Sur le moyen tiré de l'illégalité du refus de prendre en compte l'engagement proposé par Nashua
43 Par ce moyen, Nashua fait valoir que, en s'abstenant d'examiner au fond la proposition d'engagement qu'elle avait formulée, la Commission aurait violé l'article 10 du règlement n° 2176-84. Le règlement attaqué, en confirmant cette pratique de la Commission, aurait également violé la disposition précitée.
44 Selon Nashua, la Commission doit, dans un premier temps, examiner si l'engagement offert est susceptible de supprimer le préjudice. Ce n'est qu'après avoir procédé à cet examen que la Commission peut, dans le cadre de son pouvoir discrétionnaire, décider d'accepter ou non la proposition d'engagement. Or, un tel examen ferait défaut en l'espèce, la Commission s'étant limitée à formuler des considérations générales sur le statut de Nashua et à faire état de sa pratique traditionnelle de ne pas accepter des engagements de la part des importateurs.
45 A cet égard, il y a lieu de relever que la pratique de la Commission de ne pas accepter des engagements de la part des importateurs, étayée par le Conseil au point 100 des considérants du règlement attaqué, est fondée tout à la fois sur les règles du code antidumping du GATT, dont l'article 7 ne prévoit que l'acceptation d'engagements de la part des exportateurs, et sur l'article 10 du règlement n° 2176-84. Il est vrai que cette dernière disposition n'exclut pas la possibilité pour la Commission d'accepter l'engagement offert par un importateur, mais il résulte des termes de celle-ci qu'une telle acceptation doit être exceptionnelle. En effet, les paragraphes 4 et 6, relatifs à la poursuite de l'enquête après l'acceptation des engagements et l'institution de droits antidumping après la dénonciation d'un engagement ou la constatation de sa violation, ne mentionnent que les exportateurs, c'est-à-dire ceux des opérateurs économiques dont les engagements peuvent en principe être acceptés.
46 Ce régime est justifié par deux ordres de raisons. D'une part, l'acceptation de l'engagement offert par un importateur aurait pour conséquence d'encourager celui-ci à continuer à s'approvisionner en dehors de la Communauté à des prix de dumping. D'autre part, les autres importateurs devraient être traités de la même manière, ce qui, étant donné le grand nombre de sociétés concernées, rendrait le contrôle du respect des engagements extrêmement difficile.
47 Il convient d'observer que la question de savoir si Nashua est l'exportateur physique des PPC ou l'importateur n'a aucune importance. Étant donné, en effet, que les PPC sont achetés en vue de leur importation dans la Communauté et que, dès lors, les raisons qui justifient la non-acceptation des engagements offerts par les importateurs s'appliquent, Nashua ne pouvait être considérée comme exportateur à cette fin (point 100 des considérants, quatrième alinéa, du règlement attaqué).

### [Consigne]
Répondez à ces questions sur le texte concernant l'engagement proposé par Nashua :
(a) Selon Nashua, quel article du règlement n° 2176-84 la Commission aurait-elle violé ?
(b) D'après l'article 7 du code antidumping du GATT, de qui peut-on accepter des engagements ?
(c) Quels paragraphes de cet article du règlement ne mentionnent que les exportateurs ?
Les données qui suivent viennent d'une autre source.

### [Données fournies]
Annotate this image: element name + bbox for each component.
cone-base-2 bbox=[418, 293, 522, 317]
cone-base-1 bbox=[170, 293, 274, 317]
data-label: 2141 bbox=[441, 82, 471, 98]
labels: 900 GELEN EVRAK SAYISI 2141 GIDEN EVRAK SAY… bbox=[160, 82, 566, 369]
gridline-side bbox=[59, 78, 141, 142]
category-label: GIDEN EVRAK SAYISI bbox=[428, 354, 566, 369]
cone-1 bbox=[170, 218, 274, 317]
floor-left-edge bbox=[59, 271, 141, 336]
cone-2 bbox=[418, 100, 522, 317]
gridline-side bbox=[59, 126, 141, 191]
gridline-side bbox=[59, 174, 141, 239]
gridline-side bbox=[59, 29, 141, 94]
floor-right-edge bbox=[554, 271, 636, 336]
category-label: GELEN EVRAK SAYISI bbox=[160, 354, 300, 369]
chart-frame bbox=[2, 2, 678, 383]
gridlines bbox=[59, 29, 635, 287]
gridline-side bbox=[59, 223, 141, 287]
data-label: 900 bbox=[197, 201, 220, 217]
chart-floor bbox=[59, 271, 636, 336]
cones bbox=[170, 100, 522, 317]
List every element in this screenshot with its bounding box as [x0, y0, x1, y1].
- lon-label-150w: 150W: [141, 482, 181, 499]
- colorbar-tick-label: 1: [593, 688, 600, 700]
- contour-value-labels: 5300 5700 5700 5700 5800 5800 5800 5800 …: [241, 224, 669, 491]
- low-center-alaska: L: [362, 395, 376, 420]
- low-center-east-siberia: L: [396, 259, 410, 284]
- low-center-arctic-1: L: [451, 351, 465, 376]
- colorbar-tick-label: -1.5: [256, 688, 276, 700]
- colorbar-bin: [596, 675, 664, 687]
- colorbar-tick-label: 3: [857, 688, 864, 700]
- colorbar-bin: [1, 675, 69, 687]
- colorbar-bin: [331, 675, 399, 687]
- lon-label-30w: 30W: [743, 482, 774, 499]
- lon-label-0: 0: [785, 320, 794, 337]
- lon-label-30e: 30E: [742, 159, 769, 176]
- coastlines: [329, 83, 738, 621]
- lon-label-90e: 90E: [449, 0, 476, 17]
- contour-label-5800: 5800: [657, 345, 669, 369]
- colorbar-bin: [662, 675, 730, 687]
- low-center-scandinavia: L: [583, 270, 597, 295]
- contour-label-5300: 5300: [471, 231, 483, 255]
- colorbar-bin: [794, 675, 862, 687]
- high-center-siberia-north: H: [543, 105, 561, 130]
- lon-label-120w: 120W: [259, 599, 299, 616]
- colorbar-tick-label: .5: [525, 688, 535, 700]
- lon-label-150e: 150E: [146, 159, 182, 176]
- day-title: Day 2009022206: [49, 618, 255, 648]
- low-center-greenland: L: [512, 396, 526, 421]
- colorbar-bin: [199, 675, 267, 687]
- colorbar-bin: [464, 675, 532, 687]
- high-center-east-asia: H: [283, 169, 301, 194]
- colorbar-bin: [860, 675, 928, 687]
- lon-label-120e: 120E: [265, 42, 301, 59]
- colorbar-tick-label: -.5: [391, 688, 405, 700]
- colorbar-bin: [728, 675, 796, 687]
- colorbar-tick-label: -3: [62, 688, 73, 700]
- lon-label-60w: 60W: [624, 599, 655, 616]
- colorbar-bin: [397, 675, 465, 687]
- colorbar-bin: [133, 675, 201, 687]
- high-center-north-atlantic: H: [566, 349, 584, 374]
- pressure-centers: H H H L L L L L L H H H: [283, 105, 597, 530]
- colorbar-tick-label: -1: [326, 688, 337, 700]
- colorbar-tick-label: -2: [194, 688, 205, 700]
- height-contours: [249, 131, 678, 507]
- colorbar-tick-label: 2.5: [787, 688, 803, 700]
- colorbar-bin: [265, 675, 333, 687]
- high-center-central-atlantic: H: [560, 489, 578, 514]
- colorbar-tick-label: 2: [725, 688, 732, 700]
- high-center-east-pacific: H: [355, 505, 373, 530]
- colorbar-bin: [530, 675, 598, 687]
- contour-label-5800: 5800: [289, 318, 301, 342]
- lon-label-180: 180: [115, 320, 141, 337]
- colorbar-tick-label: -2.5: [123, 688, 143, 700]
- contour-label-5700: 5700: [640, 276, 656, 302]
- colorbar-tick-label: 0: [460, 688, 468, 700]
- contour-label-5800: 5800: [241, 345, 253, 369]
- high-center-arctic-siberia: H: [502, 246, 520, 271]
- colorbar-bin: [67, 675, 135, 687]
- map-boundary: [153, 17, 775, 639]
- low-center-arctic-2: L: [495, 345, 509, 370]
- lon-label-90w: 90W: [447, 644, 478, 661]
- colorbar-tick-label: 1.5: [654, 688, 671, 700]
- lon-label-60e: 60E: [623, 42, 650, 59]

### [Réponse]
(a) L'article 10.
(b) Seulement des exportateurs.
(c) Les paragraphes 4 et 6.